**The request**
Look through the data below and return each line where "పణలప" appears.

####

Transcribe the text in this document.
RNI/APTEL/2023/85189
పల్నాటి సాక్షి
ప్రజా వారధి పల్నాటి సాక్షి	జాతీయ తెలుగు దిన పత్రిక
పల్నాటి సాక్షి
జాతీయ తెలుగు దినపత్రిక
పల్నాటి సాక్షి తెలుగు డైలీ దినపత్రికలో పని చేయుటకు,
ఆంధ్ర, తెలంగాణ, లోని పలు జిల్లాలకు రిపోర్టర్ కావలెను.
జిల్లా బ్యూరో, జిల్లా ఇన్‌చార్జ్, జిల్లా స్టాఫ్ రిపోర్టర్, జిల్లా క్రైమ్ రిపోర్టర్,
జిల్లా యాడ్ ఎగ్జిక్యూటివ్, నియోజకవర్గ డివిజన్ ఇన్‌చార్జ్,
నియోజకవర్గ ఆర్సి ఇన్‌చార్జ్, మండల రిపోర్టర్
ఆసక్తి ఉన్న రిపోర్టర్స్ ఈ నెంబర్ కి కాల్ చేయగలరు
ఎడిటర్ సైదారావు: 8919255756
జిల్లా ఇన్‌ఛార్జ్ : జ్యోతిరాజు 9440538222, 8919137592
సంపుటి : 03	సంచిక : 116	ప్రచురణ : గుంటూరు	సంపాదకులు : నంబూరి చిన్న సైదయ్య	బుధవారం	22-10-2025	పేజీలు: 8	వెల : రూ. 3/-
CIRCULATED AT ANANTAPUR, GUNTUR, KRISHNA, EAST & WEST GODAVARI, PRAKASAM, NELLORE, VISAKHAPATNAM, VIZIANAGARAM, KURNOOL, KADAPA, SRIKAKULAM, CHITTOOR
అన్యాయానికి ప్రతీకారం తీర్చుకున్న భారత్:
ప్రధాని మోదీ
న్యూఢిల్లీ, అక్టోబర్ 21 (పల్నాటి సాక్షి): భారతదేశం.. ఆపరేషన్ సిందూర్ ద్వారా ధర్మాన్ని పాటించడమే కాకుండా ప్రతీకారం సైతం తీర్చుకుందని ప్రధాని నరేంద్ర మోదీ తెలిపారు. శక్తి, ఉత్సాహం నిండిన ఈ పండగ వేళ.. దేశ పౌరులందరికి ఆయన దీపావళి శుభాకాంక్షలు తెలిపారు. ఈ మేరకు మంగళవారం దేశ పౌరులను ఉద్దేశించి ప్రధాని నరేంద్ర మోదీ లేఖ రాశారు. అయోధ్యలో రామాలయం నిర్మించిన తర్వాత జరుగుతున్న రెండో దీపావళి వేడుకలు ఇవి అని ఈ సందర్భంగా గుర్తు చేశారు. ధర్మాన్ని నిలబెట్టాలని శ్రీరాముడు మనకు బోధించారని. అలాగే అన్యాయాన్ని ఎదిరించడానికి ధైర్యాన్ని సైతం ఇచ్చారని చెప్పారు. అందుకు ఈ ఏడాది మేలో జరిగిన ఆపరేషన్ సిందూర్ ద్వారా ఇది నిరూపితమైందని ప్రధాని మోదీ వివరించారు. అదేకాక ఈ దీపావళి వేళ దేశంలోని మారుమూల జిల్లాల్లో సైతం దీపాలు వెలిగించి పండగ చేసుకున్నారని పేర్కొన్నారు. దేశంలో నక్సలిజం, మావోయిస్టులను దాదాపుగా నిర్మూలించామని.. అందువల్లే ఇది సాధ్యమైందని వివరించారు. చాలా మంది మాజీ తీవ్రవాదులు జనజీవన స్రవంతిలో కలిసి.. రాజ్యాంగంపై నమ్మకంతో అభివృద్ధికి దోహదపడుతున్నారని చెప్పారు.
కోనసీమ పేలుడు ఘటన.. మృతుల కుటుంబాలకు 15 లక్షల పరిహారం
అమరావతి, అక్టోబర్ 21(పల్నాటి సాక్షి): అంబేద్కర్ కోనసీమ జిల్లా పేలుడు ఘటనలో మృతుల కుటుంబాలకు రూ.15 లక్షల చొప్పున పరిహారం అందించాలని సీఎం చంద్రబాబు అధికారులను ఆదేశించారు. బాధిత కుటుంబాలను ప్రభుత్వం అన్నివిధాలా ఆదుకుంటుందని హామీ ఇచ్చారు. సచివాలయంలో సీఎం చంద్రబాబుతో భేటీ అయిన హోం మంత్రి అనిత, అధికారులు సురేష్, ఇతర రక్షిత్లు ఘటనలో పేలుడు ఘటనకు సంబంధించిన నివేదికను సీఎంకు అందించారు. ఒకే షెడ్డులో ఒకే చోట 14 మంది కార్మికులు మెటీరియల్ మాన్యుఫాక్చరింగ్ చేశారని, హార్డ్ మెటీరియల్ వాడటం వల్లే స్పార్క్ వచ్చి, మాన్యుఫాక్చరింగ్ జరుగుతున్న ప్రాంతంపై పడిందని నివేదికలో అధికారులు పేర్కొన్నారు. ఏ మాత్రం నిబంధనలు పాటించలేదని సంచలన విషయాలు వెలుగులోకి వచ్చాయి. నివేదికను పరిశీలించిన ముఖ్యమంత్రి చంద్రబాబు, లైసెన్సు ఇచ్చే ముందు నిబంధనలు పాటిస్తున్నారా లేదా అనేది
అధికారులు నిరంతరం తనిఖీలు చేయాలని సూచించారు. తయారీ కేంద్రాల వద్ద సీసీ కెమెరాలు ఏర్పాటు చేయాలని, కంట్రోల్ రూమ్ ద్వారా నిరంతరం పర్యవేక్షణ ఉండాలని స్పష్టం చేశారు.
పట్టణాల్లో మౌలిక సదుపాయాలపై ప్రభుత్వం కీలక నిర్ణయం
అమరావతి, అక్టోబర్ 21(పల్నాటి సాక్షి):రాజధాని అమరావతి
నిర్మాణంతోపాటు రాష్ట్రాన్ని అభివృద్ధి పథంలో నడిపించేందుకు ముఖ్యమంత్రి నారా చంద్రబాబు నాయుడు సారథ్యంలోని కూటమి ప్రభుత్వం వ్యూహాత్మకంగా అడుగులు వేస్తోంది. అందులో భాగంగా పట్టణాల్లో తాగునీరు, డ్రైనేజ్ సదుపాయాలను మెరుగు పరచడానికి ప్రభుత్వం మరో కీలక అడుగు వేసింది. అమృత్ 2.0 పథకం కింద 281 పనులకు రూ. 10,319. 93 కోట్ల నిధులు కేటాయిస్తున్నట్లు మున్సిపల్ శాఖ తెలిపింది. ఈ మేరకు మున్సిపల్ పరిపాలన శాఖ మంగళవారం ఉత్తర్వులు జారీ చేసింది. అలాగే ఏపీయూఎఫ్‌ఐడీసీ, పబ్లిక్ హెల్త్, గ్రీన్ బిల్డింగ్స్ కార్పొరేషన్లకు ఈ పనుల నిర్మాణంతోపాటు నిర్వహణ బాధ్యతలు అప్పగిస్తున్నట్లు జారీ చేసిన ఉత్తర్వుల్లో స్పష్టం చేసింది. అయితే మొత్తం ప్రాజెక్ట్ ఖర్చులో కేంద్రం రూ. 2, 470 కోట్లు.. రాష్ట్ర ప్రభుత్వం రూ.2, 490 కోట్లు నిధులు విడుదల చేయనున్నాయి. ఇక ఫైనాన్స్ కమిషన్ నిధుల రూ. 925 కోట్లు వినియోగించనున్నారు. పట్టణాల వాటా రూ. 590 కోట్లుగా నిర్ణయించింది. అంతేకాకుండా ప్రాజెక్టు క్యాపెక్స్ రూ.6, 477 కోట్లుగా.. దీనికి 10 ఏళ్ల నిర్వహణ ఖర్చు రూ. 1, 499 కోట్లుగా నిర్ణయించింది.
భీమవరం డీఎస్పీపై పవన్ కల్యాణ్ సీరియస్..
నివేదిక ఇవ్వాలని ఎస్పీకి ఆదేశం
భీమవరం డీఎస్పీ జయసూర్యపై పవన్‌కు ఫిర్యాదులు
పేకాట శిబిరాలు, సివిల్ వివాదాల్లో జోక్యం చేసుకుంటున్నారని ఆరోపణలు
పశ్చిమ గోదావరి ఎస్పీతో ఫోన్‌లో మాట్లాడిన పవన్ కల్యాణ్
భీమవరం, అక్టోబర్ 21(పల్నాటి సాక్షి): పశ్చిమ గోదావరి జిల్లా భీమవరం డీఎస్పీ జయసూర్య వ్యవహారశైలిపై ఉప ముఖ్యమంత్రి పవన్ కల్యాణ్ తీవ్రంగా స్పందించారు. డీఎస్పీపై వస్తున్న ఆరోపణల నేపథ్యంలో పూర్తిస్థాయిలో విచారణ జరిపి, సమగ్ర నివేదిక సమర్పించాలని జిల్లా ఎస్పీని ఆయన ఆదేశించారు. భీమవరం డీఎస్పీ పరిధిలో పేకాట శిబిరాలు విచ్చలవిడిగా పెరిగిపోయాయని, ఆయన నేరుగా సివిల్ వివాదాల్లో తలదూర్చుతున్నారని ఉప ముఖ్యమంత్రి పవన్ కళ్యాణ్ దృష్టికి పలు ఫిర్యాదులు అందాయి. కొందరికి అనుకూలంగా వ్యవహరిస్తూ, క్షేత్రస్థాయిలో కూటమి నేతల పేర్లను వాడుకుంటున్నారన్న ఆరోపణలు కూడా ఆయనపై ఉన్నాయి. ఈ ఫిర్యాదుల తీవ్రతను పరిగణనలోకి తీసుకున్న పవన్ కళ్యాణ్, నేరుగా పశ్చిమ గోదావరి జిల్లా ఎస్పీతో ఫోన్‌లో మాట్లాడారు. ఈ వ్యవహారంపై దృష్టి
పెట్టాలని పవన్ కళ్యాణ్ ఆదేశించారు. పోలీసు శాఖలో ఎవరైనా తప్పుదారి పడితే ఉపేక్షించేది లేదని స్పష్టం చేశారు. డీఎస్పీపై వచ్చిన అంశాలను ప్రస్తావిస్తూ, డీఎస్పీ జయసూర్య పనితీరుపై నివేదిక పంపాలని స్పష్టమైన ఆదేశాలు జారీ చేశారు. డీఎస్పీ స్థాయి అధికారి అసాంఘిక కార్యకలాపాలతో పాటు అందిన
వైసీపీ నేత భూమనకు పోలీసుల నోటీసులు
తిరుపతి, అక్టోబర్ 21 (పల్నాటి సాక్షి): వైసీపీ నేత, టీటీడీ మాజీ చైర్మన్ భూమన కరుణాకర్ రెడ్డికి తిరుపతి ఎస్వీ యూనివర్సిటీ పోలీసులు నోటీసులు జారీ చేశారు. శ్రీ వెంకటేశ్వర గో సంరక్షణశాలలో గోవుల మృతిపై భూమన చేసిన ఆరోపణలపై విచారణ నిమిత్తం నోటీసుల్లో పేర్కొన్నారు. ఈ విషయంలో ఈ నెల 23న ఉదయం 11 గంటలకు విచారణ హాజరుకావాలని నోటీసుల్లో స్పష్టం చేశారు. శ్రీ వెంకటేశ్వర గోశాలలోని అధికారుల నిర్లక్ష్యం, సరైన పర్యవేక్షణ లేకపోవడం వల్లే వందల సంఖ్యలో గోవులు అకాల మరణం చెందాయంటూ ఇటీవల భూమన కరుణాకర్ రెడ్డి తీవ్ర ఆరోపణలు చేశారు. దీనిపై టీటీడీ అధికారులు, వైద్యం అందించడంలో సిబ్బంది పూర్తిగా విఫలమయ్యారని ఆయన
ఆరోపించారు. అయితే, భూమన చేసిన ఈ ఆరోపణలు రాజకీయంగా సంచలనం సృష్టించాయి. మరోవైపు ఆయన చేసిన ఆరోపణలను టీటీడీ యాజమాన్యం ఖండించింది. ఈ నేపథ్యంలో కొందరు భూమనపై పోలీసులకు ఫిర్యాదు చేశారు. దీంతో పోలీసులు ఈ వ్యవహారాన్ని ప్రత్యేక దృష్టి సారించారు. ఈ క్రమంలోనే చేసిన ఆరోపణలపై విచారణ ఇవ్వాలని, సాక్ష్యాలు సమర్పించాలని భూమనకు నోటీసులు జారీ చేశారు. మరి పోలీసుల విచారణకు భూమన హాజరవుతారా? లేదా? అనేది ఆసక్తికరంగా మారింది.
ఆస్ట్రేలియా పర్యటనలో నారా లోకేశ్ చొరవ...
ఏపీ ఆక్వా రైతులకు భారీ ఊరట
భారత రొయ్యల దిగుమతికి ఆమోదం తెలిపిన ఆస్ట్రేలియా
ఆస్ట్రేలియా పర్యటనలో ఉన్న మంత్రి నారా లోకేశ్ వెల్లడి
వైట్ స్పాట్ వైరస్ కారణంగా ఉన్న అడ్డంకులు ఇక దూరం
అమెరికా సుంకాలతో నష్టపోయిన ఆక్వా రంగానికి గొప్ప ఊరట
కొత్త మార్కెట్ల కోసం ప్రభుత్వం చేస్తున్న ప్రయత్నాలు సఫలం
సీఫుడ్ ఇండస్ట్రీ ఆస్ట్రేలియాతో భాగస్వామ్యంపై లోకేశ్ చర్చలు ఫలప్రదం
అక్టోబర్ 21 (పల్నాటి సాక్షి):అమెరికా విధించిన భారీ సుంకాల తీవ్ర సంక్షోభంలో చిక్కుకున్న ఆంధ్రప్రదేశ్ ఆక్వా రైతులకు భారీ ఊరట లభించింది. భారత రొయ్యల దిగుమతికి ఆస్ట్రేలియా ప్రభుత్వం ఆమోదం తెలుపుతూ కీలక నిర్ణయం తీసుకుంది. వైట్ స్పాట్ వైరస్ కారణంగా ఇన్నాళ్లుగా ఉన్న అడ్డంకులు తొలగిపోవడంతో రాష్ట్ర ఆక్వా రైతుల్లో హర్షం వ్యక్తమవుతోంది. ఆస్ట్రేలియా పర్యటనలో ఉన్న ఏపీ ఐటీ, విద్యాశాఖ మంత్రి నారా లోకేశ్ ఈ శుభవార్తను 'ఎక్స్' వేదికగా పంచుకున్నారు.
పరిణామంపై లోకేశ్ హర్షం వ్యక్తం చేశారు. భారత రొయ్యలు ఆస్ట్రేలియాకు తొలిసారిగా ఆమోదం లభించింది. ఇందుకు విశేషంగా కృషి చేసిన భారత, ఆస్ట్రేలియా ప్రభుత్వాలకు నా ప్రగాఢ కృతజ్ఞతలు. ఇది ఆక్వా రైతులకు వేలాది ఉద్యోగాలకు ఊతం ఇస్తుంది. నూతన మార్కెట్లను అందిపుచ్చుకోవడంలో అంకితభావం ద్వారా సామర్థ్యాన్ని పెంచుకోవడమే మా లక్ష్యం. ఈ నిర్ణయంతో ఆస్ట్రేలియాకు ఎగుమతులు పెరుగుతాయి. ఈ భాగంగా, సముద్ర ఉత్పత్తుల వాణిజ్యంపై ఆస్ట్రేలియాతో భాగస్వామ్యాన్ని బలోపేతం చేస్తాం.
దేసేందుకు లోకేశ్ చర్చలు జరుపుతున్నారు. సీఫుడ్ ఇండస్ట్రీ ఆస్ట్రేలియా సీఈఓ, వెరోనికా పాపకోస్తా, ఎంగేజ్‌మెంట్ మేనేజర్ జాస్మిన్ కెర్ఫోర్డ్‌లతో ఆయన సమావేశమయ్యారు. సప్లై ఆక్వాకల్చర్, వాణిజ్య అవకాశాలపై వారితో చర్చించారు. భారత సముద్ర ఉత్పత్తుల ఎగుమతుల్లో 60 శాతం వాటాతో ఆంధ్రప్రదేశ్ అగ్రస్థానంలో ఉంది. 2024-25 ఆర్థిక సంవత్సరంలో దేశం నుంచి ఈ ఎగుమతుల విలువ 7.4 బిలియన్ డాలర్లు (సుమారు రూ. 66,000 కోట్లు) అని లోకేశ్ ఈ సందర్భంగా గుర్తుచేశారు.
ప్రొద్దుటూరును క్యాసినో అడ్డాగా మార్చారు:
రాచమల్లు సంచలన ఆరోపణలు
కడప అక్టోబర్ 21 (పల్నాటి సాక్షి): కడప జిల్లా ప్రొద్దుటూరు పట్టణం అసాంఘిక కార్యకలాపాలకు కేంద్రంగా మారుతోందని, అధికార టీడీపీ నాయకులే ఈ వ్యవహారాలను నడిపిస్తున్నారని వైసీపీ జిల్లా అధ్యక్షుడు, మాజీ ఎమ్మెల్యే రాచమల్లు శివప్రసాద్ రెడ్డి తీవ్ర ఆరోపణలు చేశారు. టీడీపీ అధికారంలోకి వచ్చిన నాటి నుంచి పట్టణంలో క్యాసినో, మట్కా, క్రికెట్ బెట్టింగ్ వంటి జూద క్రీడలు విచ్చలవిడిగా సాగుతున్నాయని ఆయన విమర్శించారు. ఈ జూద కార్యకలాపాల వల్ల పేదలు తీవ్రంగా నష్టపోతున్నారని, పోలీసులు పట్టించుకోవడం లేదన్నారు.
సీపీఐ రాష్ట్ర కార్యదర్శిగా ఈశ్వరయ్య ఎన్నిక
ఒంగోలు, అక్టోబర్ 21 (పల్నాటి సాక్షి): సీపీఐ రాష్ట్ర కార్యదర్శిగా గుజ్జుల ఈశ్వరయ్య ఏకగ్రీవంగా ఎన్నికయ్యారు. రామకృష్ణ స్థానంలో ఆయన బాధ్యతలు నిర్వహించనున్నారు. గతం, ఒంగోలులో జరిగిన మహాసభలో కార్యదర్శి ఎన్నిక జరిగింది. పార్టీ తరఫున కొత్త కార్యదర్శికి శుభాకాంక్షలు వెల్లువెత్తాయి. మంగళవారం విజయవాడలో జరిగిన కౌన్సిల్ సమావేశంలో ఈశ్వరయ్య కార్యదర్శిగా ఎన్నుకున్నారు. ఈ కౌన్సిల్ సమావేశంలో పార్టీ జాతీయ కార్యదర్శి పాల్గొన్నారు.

####

**Full response**
తిరుపతి, అక్టోబర్ 21 (పల్నాటి సాక్షి): వైసీపీ నేత, టీటీడీ మాజీ చైర్మన్ భూమన కరుణాకర్ రెడ్డికి తిరుపతి ఎస్వీ యూనివర్సిటీ పోలీసులు నోటీసులు జారీ చేశారు. శ్రీ వెంకటేశ్వర గో సంరక్షణశాలలో గోవుల మృతిపై భూమన చేసిన ఆరోపణలపై విచారణ నిమిత్తం నోటీసుల్లో పేర్కొన్నారు. ఈ విషయంలో ఈ నెల 23న ఉదయం 11 గంటలకు విచారణ హాజరుకావాలని నోటీసుల్లో స్పష్టం చేశారు. శ్రీ వెంకటేశ్వర గోశాలలోని అధికారుల నిర్లక్ష్యం, సరైన పర్యవేక్షణ లేకపోవడం వల్లే వందల సంఖ్యలో గోవులు అకాల మరణం చెందాయంటూ ఇటీవల భూమన కరుణాకర్ రెడ్డి తీవ్ర ఆరోపణలు చేశారు. దీనిపై టీటీడీ అధికారులు, వైద్యం అందించడంలో సిబ్బంది పూర్తిగా విఫలమయ్యారని ఆయన
ఆరోపించారు. అయితే, భూమన చేసిన ఈ ఆరోపణలు రాజకీయంగా సంచలనం సృష్టించాయి. మరోవైపు ఆయన చేసిన ఆరోపణలను టీటీడీ యాజమాన్యం ఖండించింది. ఈ నేపథ్యంలో కొందరు భూమనపై పోలీసులకు ఫిర్యాదు చేశారు. దీంతో పోలీసులు ఈ వ్యవహారాన్ని ప్రత్యేక దృష్టి సారించారు. ఈ క్రమంలోనే చేసిన ఆరోపణలపై విచారణ ఇవ్వాలని, సాక్ష్యాలు సమర్పించాలని భూమనకు నోటీసులు జారీ చేశారు. మరి పోలీసుల విచారణకు భూమన హాజరవుతారా? లేదా? అనేది ఆసక్తికరంగా మారింది.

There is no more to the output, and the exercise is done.